What you are asked to do >>
Reproduce the lines of the records below, the stretch from the line containing "- x-tick-label: 10:00: [217, 310, 242, 321]" through the line containing "- x-tick-label: 11:30: [483, 310, 508, 321]", including both of those lines.

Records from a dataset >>
****

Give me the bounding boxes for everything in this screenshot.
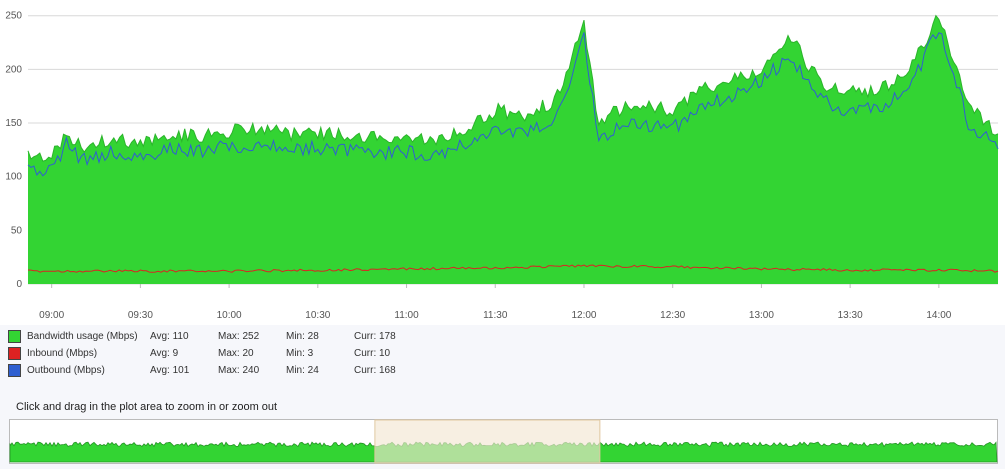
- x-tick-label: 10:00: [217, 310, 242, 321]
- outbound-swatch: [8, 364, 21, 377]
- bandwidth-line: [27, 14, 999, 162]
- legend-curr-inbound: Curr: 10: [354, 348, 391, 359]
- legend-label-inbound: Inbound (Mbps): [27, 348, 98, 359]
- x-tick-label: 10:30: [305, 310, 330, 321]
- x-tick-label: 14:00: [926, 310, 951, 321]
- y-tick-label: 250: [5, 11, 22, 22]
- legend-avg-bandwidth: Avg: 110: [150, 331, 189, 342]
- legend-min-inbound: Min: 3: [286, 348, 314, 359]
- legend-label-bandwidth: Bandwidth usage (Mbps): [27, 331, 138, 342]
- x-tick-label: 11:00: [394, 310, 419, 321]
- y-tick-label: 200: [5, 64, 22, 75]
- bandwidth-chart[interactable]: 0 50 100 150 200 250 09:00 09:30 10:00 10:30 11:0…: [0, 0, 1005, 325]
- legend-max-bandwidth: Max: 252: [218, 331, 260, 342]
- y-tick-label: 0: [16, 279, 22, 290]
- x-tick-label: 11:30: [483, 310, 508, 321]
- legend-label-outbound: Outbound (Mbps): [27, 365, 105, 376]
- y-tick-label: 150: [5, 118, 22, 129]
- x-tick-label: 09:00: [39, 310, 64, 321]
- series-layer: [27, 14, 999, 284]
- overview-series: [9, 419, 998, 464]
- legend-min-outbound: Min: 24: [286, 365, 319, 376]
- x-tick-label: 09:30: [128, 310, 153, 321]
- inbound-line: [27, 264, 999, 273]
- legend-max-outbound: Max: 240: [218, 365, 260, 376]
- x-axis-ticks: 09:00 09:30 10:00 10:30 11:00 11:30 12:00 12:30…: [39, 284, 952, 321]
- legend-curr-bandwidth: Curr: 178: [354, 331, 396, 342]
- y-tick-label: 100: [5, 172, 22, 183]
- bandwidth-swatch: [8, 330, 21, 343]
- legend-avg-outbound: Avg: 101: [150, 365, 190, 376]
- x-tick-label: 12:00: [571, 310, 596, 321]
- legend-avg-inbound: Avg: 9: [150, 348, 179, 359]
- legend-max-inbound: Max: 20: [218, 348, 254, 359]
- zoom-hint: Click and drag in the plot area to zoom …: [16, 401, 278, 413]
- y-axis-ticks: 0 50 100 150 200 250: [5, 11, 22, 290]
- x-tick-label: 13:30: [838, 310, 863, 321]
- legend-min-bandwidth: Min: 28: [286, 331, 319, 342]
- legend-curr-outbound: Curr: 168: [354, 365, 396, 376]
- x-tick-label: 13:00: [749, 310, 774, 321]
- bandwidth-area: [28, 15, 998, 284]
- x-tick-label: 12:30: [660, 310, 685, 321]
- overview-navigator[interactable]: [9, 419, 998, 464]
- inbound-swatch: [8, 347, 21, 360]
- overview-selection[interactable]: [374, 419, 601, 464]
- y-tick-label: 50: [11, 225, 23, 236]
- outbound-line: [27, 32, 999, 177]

****

Answer to the task >>
- x-tick-label: 10:00: [217, 310, 242, 321]
- outbound-swatch: [8, 364, 21, 377]
- bandwidth-line: [27, 14, 999, 162]
- legend-curr-inbound: Curr: 10: [354, 348, 391, 359]
- legend-label-inbound: Inbound (Mbps): [27, 348, 98, 359]
- x-tick-label: 10:30: [305, 310, 330, 321]
- x-tick-label: 14:00: [926, 310, 951, 321]
- y-tick-label: 250: [5, 11, 22, 22]
- legend-avg-bandwidth: Avg: 110: [150, 331, 189, 342]
- legend-min-inbound: Min: 3: [286, 348, 314, 359]
- legend-label-bandwidth: Bandwidth usage (Mbps): [27, 331, 138, 342]
- x-tick-label: 11:00: [394, 310, 419, 321]
- y-tick-label: 200: [5, 64, 22, 75]
- bandwidth-chart[interactable]: 0 50 100 150 200 250 09:00 09:30 10:00 10:30 11:0…: [0, 0, 1005, 325]
- legend-max-bandwidth: Max: 252: [218, 331, 260, 342]
- y-tick-label: 0: [16, 279, 22, 290]
- x-tick-label: 11:30: [483, 310, 508, 321]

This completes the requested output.